(WHAT IS EXPECTED)
Transcribe each entry below exactly. Pictures do not go in the copy.

begin RECORDS FOR THIS TASK

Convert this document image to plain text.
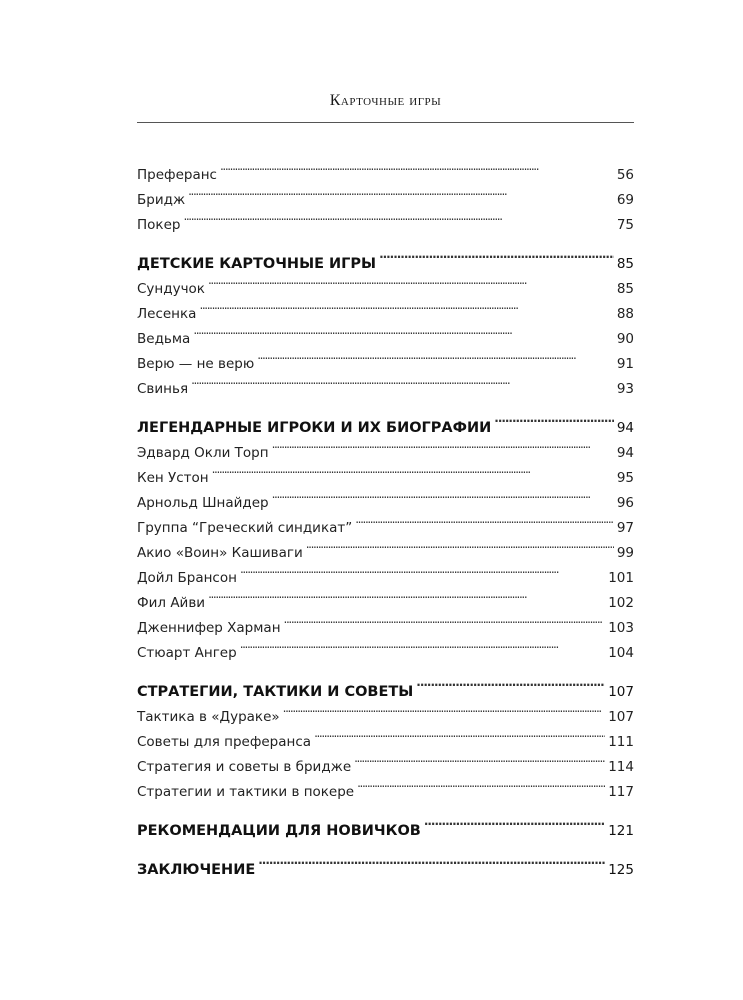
Карточные игры
Преферанс . . .	56
Бридж . . .	69
Покер . . .	75
ДЕТСКИЕ КАРТОЧНЫЕ ИГРЫ . . .	85
Сундучок . . .	85
Лесенка . . .	88
Ведьма . . .	90
Верю — не верю . . .	91
Свинья . . .	93
ЛЕГЕНДАРНЫЕ ИГРОКИ И ИХ БИОГРАФИИ . . .	94
Эдвард Окли Торп . . .	94
Кен Устон . . .	95
Арнольд Шнайдер . . .	96
Группа “Греческий синдикат” . . .	97
Акио «Воин» Кашиваги . . .	99
Дойл Брансон . . .	101
Фил Айви . . .	102
Дженнифер Харман . . .	103
Стюарт Ангер . . .	104
СТРАТЕГИИ, ТАКТИКИ И СОВЕТЫ . . .	107
Тактика в «Дураке» . . .	107
Советы для преферанса . . .	111
Стратегия и советы в бридже . . .	114
Стратегии и тактики в покере . . .	117
РЕКОМЕНДАЦИИ ДЛЯ НОВИЧКОВ . . .	121
ЗАКЛЮЧЕНИЕ . . .	125
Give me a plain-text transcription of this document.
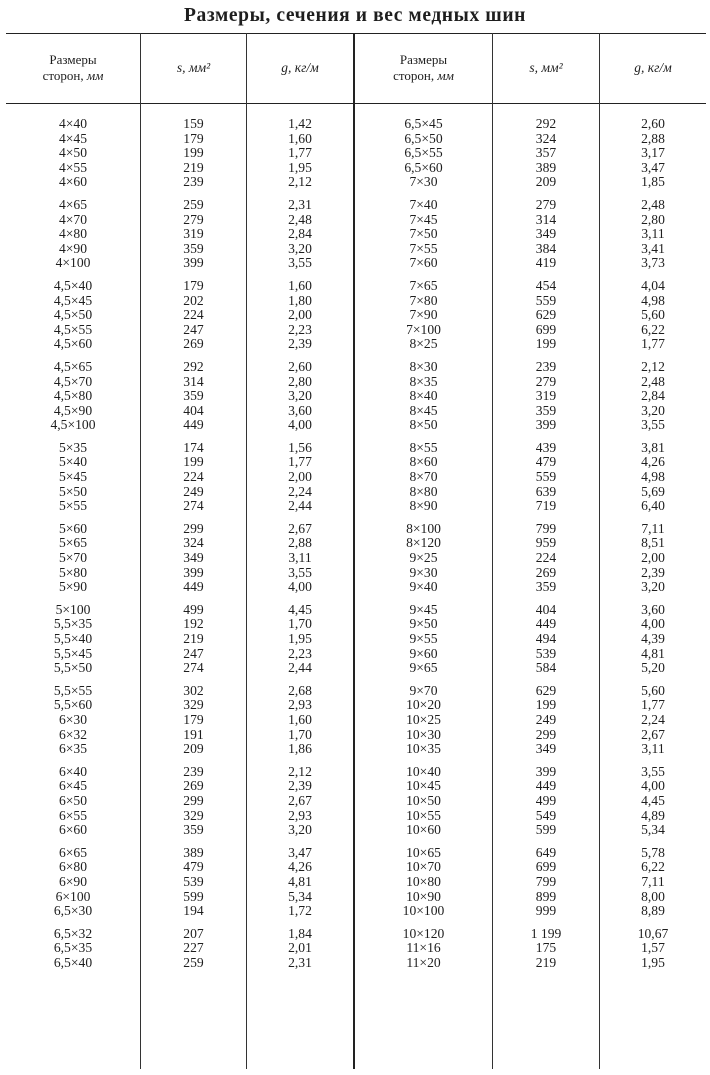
Размеры, сечения и вес медных шин
Размеры
сторон, мм
s,
мм²	g,
кг/м
Размеры
сторон, мм
s,
мм²	g,
кг/м
4×40
4×45
4×50
4×55
4×60
4×65
4×70
4×80
4×90
4×100
4,5×40
4,5×45
4,5×50
4,5×55
4,5×60
4,5×65
4,5×70
4,5×80
4,5×90
4,5×100
5×35
5×40
5×45
5×50
5×55
5×60
5×65
5×70
5×80
5×90
5×100
5,5×35
5,5×40
5,5×45
5,5×50
5,5×55
5,5×60
6×30
6×32
6×35
6×40
6×45
6×50
6×55
6×60
6×65
6×80
6×90
6×100
6,5×30
6,5×32
6,5×35
6,5×40
159
179
199
219
239
259
279
319
359
399
179
202
224
247
269
292
314
359
404
449
174
199
224
249
274
299
324
349
399
449
499
192
219
247
274
302
329
179
191
209
239
269
299
329
359
389
479
539
599
194
207
227
259
1,42
1,60
1,77
1,95
2,12
2,31
2,48
2,84
3,20
3,55
1,60
1,80
2,00
2,23
2,39
2,60
2,80
3,20
3,60
4,00
1,56
1,77
2,00
2,24
2,44
2,67
2,88
3,11
3,55
4,00
4,45
1,70
1,95
2,23
2,44
2,68
2,93
1,60
1,70
1,86
2,12
2,39
2,67
2,93
3,20
3,47
4,26
4,81
5,34
1,72
1,84
2,01
2,31
6,5×45
6,5×50
6,5×55
6,5×60
7×30
7×40
7×45
7×50
7×55
7×60
7×65
7×80
7×90
7×100
8×25
8×30
8×35
8×40
8×45
8×50
8×55
8×60
8×70
8×80
8×90
8×100
8×120
9×25
9×30
9×40
9×45
9×50
9×55
9×60
9×65
9×70
10×20
10×25
10×30
10×35
10×40
10×45
10×50
10×55
10×60
10×65
10×70
10×80
10×90
10×100
10×120
11×16
11×20
292
324
357
389
209
279
314
349
384
419
454
559
629
699
199
239
279
319
359
399
439
479
559
639
719
799
959
224
269
359
404
449
494
539
584
629
199
249
299
349
399
449
499
549
599
649
699
799
899
999
1 199
175
219
2,60
2,88
3,17
3,47
1,85
2,48
2,80
3,11
3,41
3,73
4,04
4,98
5,60
6,22
1,77
2,12
2,48
2,84
3,20
3,55
3,81
4,26
4,98
5,69
6,40
7,11
8,51
2,00
2,39
3,20
3,60
4,00
4,39
4,81
5,20
5,60
1,77
2,24
2,67
3,11
3,55
4,00
4,45
4,89
5,34
5,78
6,22
7,11
8,00
8,89
10,67
1,57
1,95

end RECORDS FOR THIS TASK

(FINISHED EXERCISE)
Convert this document image to plain text.
Карточные игры
Преферанс . . .	56
Бридж . . .	69
Покер . . .	75
ДЕТСКИЕ КАРТОЧНЫЕ ИГРЫ . . .	85
Сундучок . . .	85
Лесенка . . .	88
Ведьма . . .	90
Верю — не верю . . .	91
Свинья . . .	93
ЛЕГЕНДАРНЫЕ ИГРОКИ И ИХ БИОГРАФИИ . . .	94
Эдвард Окли Торп . . .	94
Кен Устон . . .	95
Арнольд Шнайдер . . .	96
Группа “Греческий синдикат” . . .	97
Акио «Воин» Кашиваги . . .	99
Дойл Брансон . . .	101
Фил Айви . . .	102
Дженнифер Харман . . .	103
Стюарт Ангер . . .	104
СТРАТЕГИИ, ТАКТИКИ И СОВЕТЫ . . .	107
Тактика в «Дураке» . . .	107
Советы для преферанса . . .	111
Стратегия и советы в бридже . . .	114
Стратегии и тактики в покере . . .	117
РЕКОМЕНДАЦИИ ДЛЯ НОВИЧКОВ . . .	121
ЗАКЛЮЧЕНИЕ . . .	125
Give me a plain-text transcription of this document.
Размеры, сечения и вес медных шин
Размеры
сторон, мм
s,
мм²	g,
кг/м
Размеры
сторон, мм
s,
мм²	g,
кг/м
4×40
4×45
4×50
4×55
4×60
4×65
4×70
4×80
4×90
4×100
4,5×40
4,5×45
4,5×50
4,5×55
4,5×60
4,5×65
4,5×70
4,5×80
4,5×90
4,5×100
5×35
5×40
5×45
5×50
5×55
5×60
5×65
5×70
5×80
5×90
5×100
5,5×35
5,5×40
5,5×45
5,5×50
5,5×55
5,5×60
6×30
6×32
6×35
6×40
6×45
6×50
6×55
6×60
6×65
6×80
6×90
6×100
6,5×30
6,5×32
6,5×35
6,5×40
159
179
199
219
239
259
279
319
359
399
179
202
224
247
269
292
314
359
404
449
174
199
224
249
274
299
324
349
399
449
499
192
219
247
274
302
329
179
191
209
239
269
299
329
359
389
479
539
599
194
207
227
259
1,42
1,60
1,77
1,95
2,12
2,31
2,48
2,84
3,20
3,55
1,60
1,80
2,00
2,23
2,39
2,60
2,80
3,20
3,60
4,00
1,56
1,77
2,00
2,24
2,44
2,67
2,88
3,11
3,55
4,00
4,45
1,70
1,95
2,23
2,44
2,68
2,93
1,60
1,70
1,86
2,12
2,39
2,67
2,93
3,20
3,47
4,26
4,81
5,34
1,72
1,84
2,01
2,31
6,5×45
6,5×50
6,5×55
6,5×60
7×30
7×40
7×45
7×50
7×55
7×60
7×65
7×80
7×90
7×100
8×25
8×30
8×35
8×40
8×45
8×50
8×55
8×60
8×70
8×80
8×90
8×100
8×120
9×25
9×30
9×40
9×45
9×50
9×55
9×60
9×65
9×70
10×20
10×25
10×30
10×35
10×40
10×45
10×50
10×55
10×60
10×65
10×70
10×80
10×90
10×100
10×120
11×16
11×20
292
324
357
389
209
279
314
349
384
419
454
559
629
699
199
239
279
319
359
399
439
479
559
639
719
799
959
224
269
359
404
449
494
539
584
629
199
249
299
349
399
449
499
549
599
649
699
799
899
999
1 199
175
219
2,60
2,88
3,17
3,47
1,85
2,48
2,80
3,11
3,41
3,73
4,04
4,98
5,60
6,22
1,77
2,12
2,48
2,84
3,20
3,55
3,81
4,26
4,98
5,69
6,40
7,11
8,51
2,00
2,39
3,20
3,60
4,00
4,39
4,81
5,20
5,60
1,77
2,24
2,67
3,11
3,55
4,00
4,45
4,89
5,34
5,78
6,22
7,11
8,00
8,89
10,67
1,57
1,95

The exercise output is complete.